--- Start of Entries shown ---

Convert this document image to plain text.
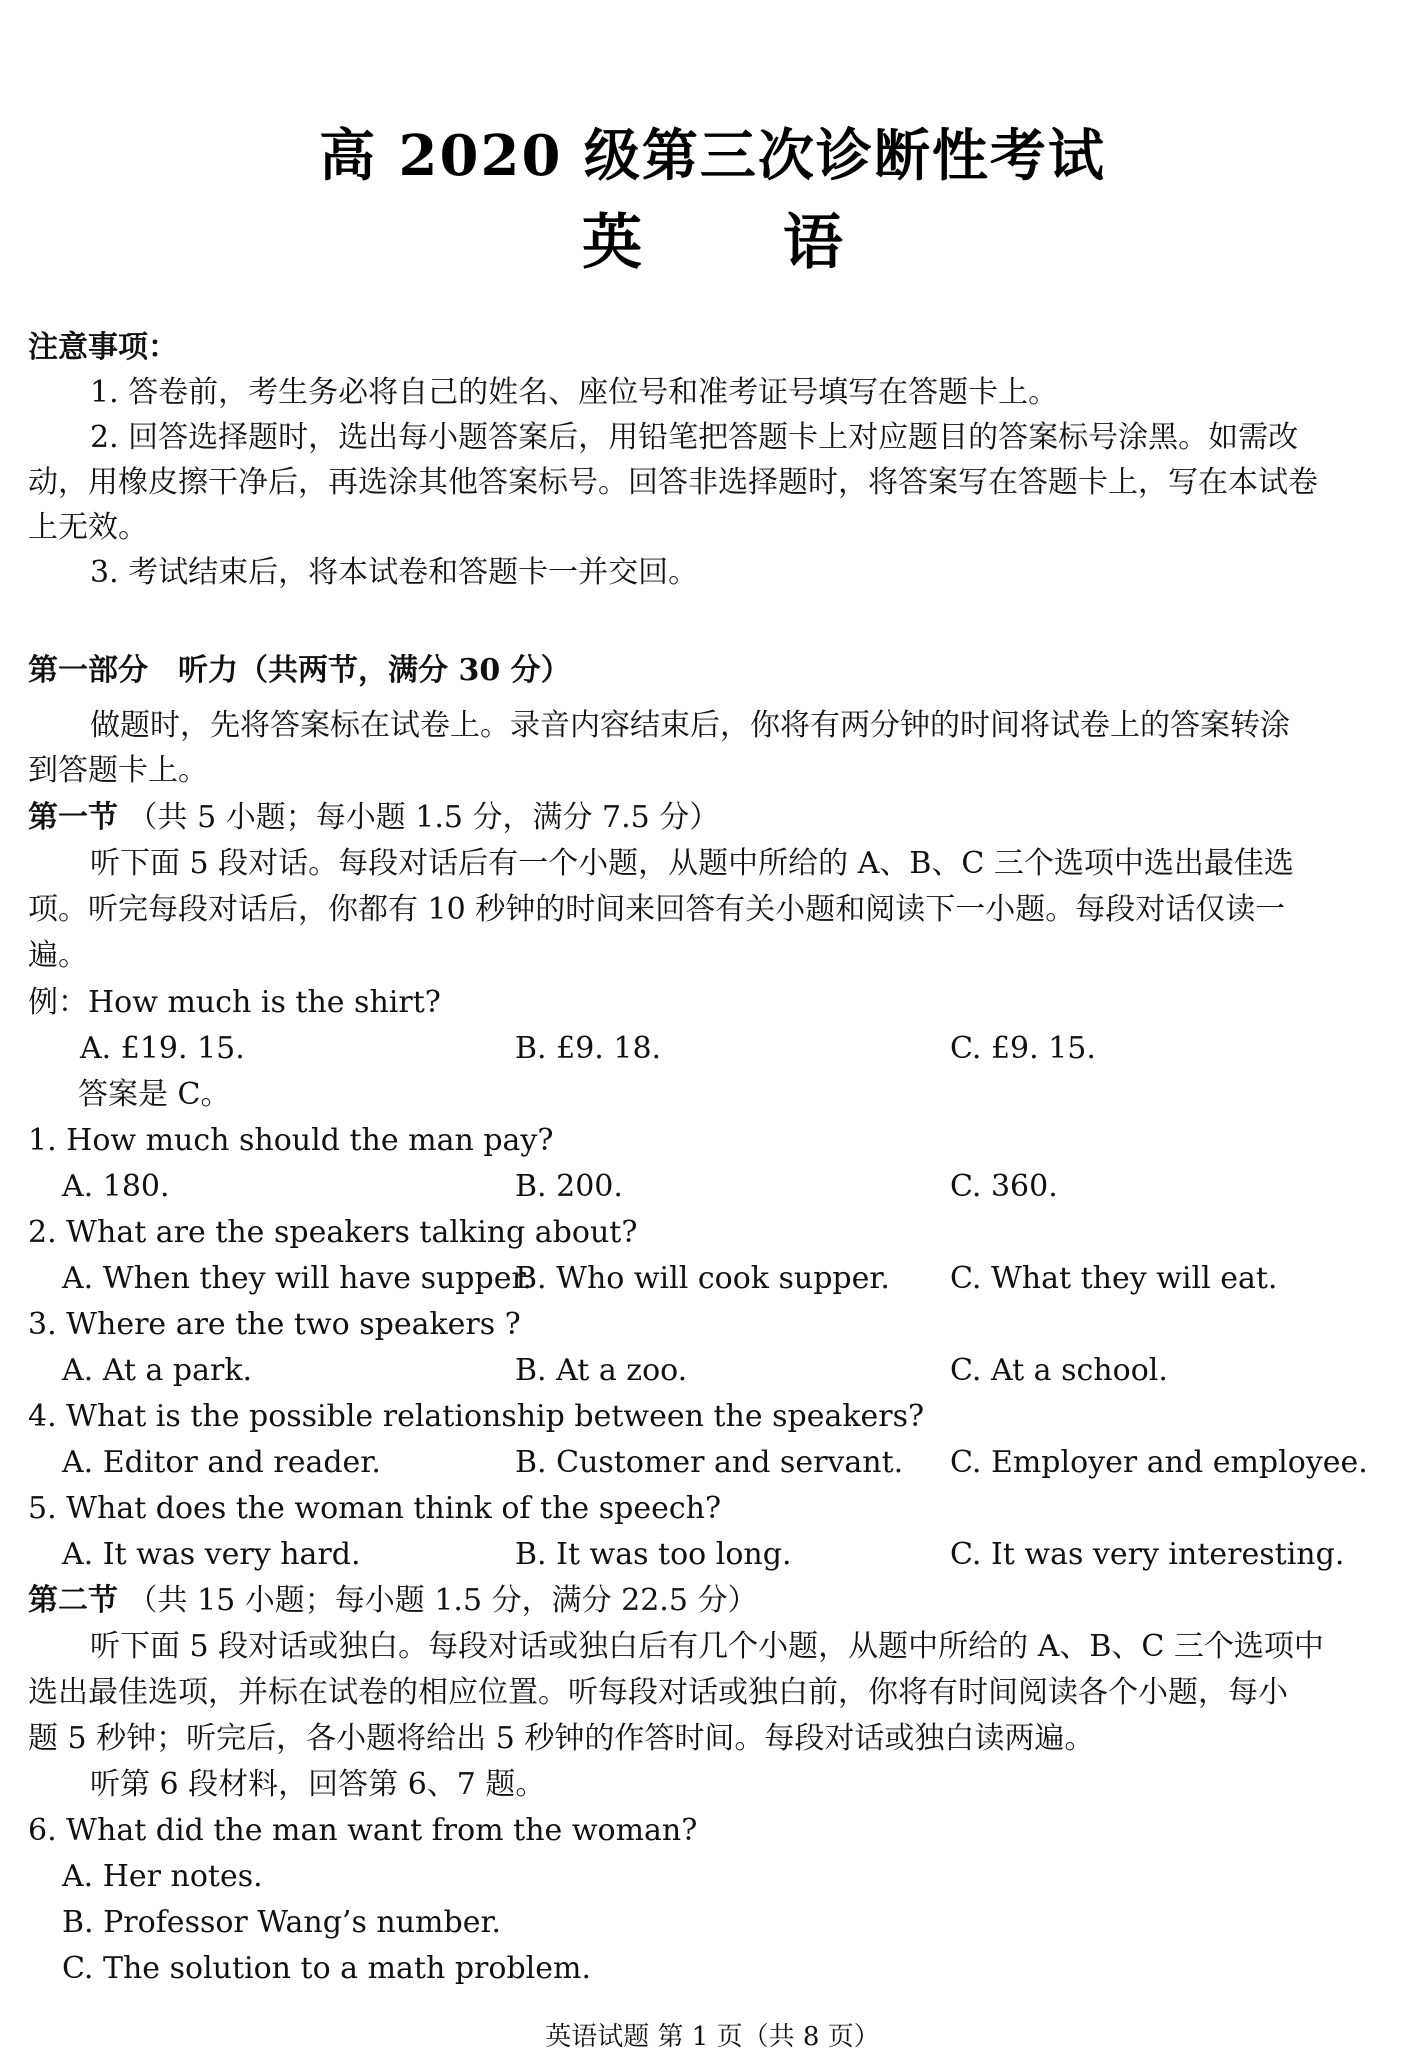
高 2020 级第三次诊断性考试
英 语
注意事项：
1. 答卷前，考生务必将自己的姓名、座位号和准考证号填写在答题卡上。
2. 回答选择题时，选出每小题答案后，用铅笔把答题卡上对应题目的答案标号涂黑。如需改
动，用橡皮擦干净后，再选涂其他答案标号。回答非选择题时，将答案写在答题卡上，写在本试卷
上无效。
3. 考试结束后，将本试卷和答题卡一并交回。
第一部分　听力（共两节，满分 30 分）
做题时，先将答案标在试卷上。录音内容结束后，你将有两分钟的时间将试卷上的答案转涂
到答题卡上。
第一节 （共 5 小题；每小题 1.5 分，满分 7.5 分）
听下面 5 段对话。每段对话后有一个小题，从题中所给的 A、B、C 三个选项中选出最佳选
项。听完每段对话后，你都有 10 秒钟的时间来回答有关小题和阅读下一小题。每段对话仅读一
遍。
例：How much is the shirt?
A. £19. 15.	B. £9. 18.	C. £9. 15.
答案是 C。
1. How much should the man pay?
A. 180.	B. 200.	C. 360.
2. What are the speakers talking about?
A. When they will have supper.
B. Who will cook supper. C. What they will eat.
3. Where are the two speakers ?
A. At a park.	B. At a zoo.	C. At a school.
4. What is the possible relationship between the speakers?
A. Editor and reader.	B. Customer and servant. C. Employer and employee.
5. What does the woman think of the speech?
A. It was very hard.	B. It was too long.	C. It was very interesting.
第二节 （共 15 小题；每小题 1.5 分，满分 22.5 分）
听下面 5 段对话或独白。每段对话或独白后有几个小题，从题中所给的 A、B、C 三个选项中
选出最佳选项，并标在试卷的相应位置。听每段对话或独白前，你将有时间阅读各个小题，每小
题 5 秒钟；听完后，各小题将给出 5 秒钟的作答时间。每段对话或独白读两遍。
听第 6 段材料，回答第 6、7 题。
6. What did the man want from the woman?
A. Her notes.
B. Professor Wang’s number.
C. The solution to a math problem.
英语试题 第 1 页（共 8 页）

--- End of Entries shown ---

§ **Your goal**:
Without including any pictures, print all of the material exactly as given.

§ **The output**:
Convert this document image to plain text.
高 2020 级第三次诊断性考试
英 语
注意事项：
1. 答卷前，考生务必将自己的姓名、座位号和准考证号填写在答题卡上。
2. 回答选择题时，选出每小题答案后，用铅笔把答题卡上对应题目的答案标号涂黑。如需改
动，用橡皮擦干净后，再选涂其他答案标号。回答非选择题时，将答案写在答题卡上，写在本试卷
上无效。
3. 考试结束后，将本试卷和答题卡一并交回。
第一部分　听力（共两节，满分 30 分）
做题时，先将答案标在试卷上。录音内容结束后，你将有两分钟的时间将试卷上的答案转涂
到答题卡上。
第一节 （共 5 小题；每小题 1.5 分，满分 7.5 分）
听下面 5 段对话。每段对话后有一个小题，从题中所给的 A、B、C 三个选项中选出最佳选
项。听完每段对话后，你都有 10 秒钟的时间来回答有关小题和阅读下一小题。每段对话仅读一
遍。
例：How much is the shirt?
A. £19. 15.	B. £9. 18.	C. £9. 15.
答案是 C。
1. How much should the man pay?
A. 180.	B. 200.	C. 360.
2. What are the speakers talking about?
A. When they will have supper.
B. Who will cook supper. C. What they will eat.
3. Where are the two speakers ?
A. At a park.	B. At a zoo.	C. At a school.
4. What is the possible relationship between the speakers?
A. Editor and reader.	B. Customer and servant. C. Employer and employee.
5. What does the woman think of the speech?
A. It was very hard.	B. It was too long.	C. It was very interesting.
第二节 （共 15 小题；每小题 1.5 分，满分 22.5 分）
听下面 5 段对话或独白。每段对话或独白后有几个小题，从题中所给的 A、B、C 三个选项中
选出最佳选项，并标在试卷的相应位置。听每段对话或独白前，你将有时间阅读各个小题，每小
题 5 秒钟；听完后，各小题将给出 5 秒钟的作答时间。每段对话或独白读两遍。
听第 6 段材料，回答第 6、7 题。
6. What did the man want from the woman?
A. Her notes.
B. Professor Wang’s number.
C. The solution to a math problem.
英语试题 第 1 页（共 8 页）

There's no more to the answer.